### Given request:
Copy each line exactly.

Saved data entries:
********************

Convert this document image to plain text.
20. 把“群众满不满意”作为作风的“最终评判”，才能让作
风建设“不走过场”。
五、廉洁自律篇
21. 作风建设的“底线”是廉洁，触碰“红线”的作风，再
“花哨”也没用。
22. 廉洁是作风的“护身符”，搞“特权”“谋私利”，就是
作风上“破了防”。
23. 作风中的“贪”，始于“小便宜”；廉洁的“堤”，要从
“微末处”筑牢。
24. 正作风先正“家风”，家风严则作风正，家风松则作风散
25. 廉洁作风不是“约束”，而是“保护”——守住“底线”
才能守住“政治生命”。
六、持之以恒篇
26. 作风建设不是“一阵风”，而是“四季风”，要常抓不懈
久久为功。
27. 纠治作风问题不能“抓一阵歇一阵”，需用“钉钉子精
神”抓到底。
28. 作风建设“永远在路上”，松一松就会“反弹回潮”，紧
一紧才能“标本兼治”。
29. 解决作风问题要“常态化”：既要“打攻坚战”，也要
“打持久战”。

********************

### Task answer:
Convert this document image to plain text.
20. 把“群众满不满意”作为作风的“最终评判”，才能让作
风建设“不走过场”。
五、廉洁自律篇
21. 作风建设的“底线”是廉洁，触碰“红线”的作风，再
“花哨”也没用。
22. 廉洁是作风的“护身符”，搞“特权”“谋私利”，就是
作风上“破了防”。
23. 作风中的“贪”，始于“小便宜”；廉洁的“堤”，要从
“微末处”筑牢。
24. 正作风先正“家风”，家风严则作风正，家风松则作风散
25. 廉洁作风不是“约束”，而是“保护”——守住“底线”
才能守住“政治生命”。
六、持之以恒篇
26. 作风建设不是“一阵风”，而是“四季风”，要常抓不懈
久久为功。
27. 纠治作风问题不能“抓一阵歇一阵”，需用“钉钉子精
神”抓到底。
28. 作风建设“永远在路上”，松一松就会“反弹回潮”，紧
一紧才能“标本兼治”。
29. 解决作风问题要“常态化”：既要“打攻坚战”，也要
“打持久战”。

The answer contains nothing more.